**EXERCISE GOAL**
Present every line of the items as a Markdown table with the columns Row and Line, numbering the rows in order and omitting blank lines.

(Element-and-box listings)
=-=-=-=-=

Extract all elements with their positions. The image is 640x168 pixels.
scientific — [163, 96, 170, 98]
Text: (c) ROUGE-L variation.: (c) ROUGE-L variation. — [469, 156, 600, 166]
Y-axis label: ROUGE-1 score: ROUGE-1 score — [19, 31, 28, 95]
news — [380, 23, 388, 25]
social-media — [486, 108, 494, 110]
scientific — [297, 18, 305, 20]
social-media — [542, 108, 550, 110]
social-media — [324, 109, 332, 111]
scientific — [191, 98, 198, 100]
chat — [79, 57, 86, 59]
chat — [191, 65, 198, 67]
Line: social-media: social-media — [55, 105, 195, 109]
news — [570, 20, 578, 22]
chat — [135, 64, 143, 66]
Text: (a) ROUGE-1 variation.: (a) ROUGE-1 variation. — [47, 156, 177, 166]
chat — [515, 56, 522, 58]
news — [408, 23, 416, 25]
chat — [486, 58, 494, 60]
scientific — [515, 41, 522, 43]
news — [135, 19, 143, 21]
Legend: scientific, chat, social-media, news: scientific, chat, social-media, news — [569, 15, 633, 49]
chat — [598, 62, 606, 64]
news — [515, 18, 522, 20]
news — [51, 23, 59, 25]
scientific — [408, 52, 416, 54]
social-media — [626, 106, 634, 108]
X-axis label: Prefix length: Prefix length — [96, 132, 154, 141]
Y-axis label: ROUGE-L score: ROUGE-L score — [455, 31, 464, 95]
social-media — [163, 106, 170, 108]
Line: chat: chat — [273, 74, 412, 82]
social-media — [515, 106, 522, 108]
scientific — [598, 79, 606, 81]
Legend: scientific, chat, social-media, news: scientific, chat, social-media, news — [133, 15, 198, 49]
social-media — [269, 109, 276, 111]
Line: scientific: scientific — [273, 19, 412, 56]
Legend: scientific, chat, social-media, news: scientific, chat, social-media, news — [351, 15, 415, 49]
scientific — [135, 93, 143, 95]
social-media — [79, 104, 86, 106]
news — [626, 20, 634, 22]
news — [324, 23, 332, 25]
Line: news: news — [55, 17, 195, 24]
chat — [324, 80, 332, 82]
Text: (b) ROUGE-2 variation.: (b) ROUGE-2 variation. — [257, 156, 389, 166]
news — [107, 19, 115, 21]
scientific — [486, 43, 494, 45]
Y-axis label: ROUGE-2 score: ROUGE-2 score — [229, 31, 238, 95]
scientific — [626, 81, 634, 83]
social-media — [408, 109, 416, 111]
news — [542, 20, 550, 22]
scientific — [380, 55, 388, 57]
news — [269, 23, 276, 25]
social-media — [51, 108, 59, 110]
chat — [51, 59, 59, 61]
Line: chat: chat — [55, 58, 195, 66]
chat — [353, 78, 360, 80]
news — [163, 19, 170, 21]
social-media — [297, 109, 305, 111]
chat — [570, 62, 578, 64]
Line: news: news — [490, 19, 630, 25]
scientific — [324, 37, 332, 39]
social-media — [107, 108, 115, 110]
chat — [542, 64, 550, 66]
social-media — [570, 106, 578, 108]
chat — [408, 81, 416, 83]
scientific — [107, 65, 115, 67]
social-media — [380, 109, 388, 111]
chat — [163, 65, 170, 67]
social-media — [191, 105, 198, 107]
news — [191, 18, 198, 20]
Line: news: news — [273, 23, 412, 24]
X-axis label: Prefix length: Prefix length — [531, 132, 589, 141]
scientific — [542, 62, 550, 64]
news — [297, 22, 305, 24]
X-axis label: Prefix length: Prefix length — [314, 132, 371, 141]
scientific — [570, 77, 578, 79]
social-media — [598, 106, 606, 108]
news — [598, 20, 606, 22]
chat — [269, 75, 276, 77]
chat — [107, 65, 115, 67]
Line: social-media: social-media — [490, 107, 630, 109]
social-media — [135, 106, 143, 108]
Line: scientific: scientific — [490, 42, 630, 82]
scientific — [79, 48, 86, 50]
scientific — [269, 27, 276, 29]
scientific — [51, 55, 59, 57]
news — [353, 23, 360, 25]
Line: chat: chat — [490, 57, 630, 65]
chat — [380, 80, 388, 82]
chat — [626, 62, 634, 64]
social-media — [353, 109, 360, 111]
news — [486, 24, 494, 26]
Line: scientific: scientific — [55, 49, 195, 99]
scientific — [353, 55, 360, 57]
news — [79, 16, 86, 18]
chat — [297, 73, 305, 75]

=-=-=-=-=

**WRITTEN REPLY**
| Row | Line |
|---|---|
| 1 | Extract all elements with their positions. The image is 640x168 pixels. |
| 2 | scientific — [163, 96, 170, 98] |
| 3 | Text: (c) ROUGE-L variation.: (c) ROUGE-L variation. — [469, 156, 600, 166] |
| 4 | Y-axis label: ROUGE-1 score: ROUGE-1 score — [19, 31, 28, 95] |
| 5 | news — [380, 23, 388, 25] |
| 6 | social-media — [486, 108, 494, 110] |
| 7 | scientific — [297, 18, 305, 20] |
| 8 | social-media — [542, 108, 550, 110] |
| 9 | social-media — [324, 109, 332, 111] |
| 10 | scientific — [191, 98, 198, 100] |
| 11 | chat — [79, 57, 86, 59] |
| 12 | chat — [191, 65, 198, 67] |
| 13 | Line: social-media: social-media — [55, 105, 195, 109] |
| 14 | news — [570, 20, 578, 22] |
| 15 | chat — [135, 64, 143, 66] |
| 16 | Text: (a) ROUGE-1 variation.: (a) ROUGE-1 variation. — [47, 156, 177, 166] |
| 17 | chat — [515, 56, 522, 58] |
| 18 | news — [408, 23, 416, 25] |
| 19 | chat — [486, 58, 494, 60] |
| 20 | scientific — [515, 41, 522, 43] |
| 21 | news — [135, 19, 143, 21] |
| 22 | Legend: scientific, chat, social-media, news: scientific, chat, social-media, news — [569, 15, 633, 49] |
| 23 | chat — [598, 62, 606, 64] |
| 24 | news — [515, 18, 522, 20] |
| 25 | news — [51, 23, 59, 25] |
| 26 | scientific — [408, 52, 416, 54] |
| 27 | social-media — [626, 106, 634, 108] |
| 28 | X-axis label: Prefix length: Prefix length — [96, 132, 154, 141] |
| 29 | Y-axis label: ROUGE-L score: ROUGE-L score — [455, 31, 464, 95] |
| 30 | social-media — [163, 106, 170, 108] |
| 31 | Line: chat: chat — [273, 74, 412, 82] |
| 32 | social-media — [515, 106, 522, 108] |
| 33 | scientific — [598, 79, 606, 81] |
| 34 | Legend: scientific, chat, social-media, news: scientific, chat, social-media, news — [133, 15, 198, 49] |
| 35 | social-media — [269, 109, 276, 111] |
| 36 | Line: scientific: scientific — [273, 19, 412, 56] |
| 37 | Legend: scientific, chat, social-media, news: scientific, chat, social-media, news — [351, 15, 415, 49] |
| 38 | scientific — [135, 93, 143, 95] |
| 39 | social-media — [79, 104, 86, 106] |
| 40 | news — [626, 20, 634, 22] |
| 41 | news — [324, 23, 332, 25] |
| 42 | Line: news: news — [55, 17, 195, 24] |
| 43 | chat — [324, 80, 332, 82] |
| 44 | Text: (b) ROUGE-2 variation.: (b) ROUGE-2 variation. — [257, 156, 389, 166] |
| 45 | news — [107, 19, 115, 21] |
| 46 | scientific — [486, 43, 494, 45] |
| 47 | Y-axis label: ROUGE-2 score: ROUGE-2 score — [229, 31, 238, 95] |
| 48 | scientific — [626, 81, 634, 83] |
| 49 | social-media — [408, 109, 416, 111] |
| 50 | news — [542, 20, 550, 22] |
| 51 | scientific — [380, 55, 388, 57] |
| 52 | news — [269, 23, 276, 25] |
| 53 | social-media — [51, 108, 59, 110] |
| 54 | chat — [51, 59, 59, 61] |
| 55 | Line: chat: chat — [55, 58, 195, 66] |
| 56 | chat — [353, 78, 360, 80] |
| 57 | news — [163, 19, 170, 21] |
| 58 | social-media — [297, 109, 305, 111] |
| 59 | chat — [570, 62, 578, 64] |
| 60 | Line: news: news — [490, 19, 630, 25] |
| 61 | scientific — [324, 37, 332, 39] |
| 62 | social-media — [107, 108, 115, 110] |
| 63 | chat — [542, 64, 550, 66] |
| 64 | social-media — [570, 106, 578, 108] |
| 65 | chat — [408, 81, 416, 83] |
| 66 | scientific — [107, 65, 115, 67] |
| 67 | social-media — [380, 109, 388, 111] |
| 68 | chat — [163, 65, 170, 67] |
| 69 | social-media — [191, 105, 198, 107] |
| 70 | news — [191, 18, 198, 20] |
| 71 | Line: news: news — [273, 23, 412, 24] |
| 72 | X-axis label: Prefix length: Prefix length — [531, 132, 589, 141] |
| 73 | scientific — [542, 62, 550, 64] |
| 74 | news — [297, 22, 305, 24] |
| 75 | X-axis label: Prefix length: Prefix length — [314, 132, 371, 141] |
| 76 | scientific — [570, 77, 578, 79] |
| 77 | social-media — [598, 106, 606, 108] |
| 78 | news — [598, 20, 606, 22] |
| 79 | chat — [269, 75, 276, 77] |
| 80 | chat — [107, 65, 115, 67] |
| 81 | Line: social-media: social-media — [490, 107, 630, 109] |
| 82 | social-media — [135, 106, 143, 108] |
| 83 | Line: scientific: scientific — [490, 42, 630, 82] |
| 84 | scientific — [79, 48, 86, 50] |
| 85 | scientific — [269, 27, 276, 29] |
| 86 | scientific — [51, 55, 59, 57] |
| 87 | news — [353, 23, 360, 25] |
| 88 | Line: chat: chat — [490, 57, 630, 65] |
| 89 | chat — [380, 80, 388, 82] |
| 90 | chat — [626, 62, 634, 64] |
| 91 | social-media — [353, 109, 360, 111] |
| 92 | news — [486, 24, 494, 26] |
| 93 | Line: scientific: scientific — [55, 49, 195, 99] |
| 94 | scientific — [353, 55, 360, 57] |
| 95 | news — [79, 16, 86, 18] |
| 96 | chat — [297, 73, 305, 75] |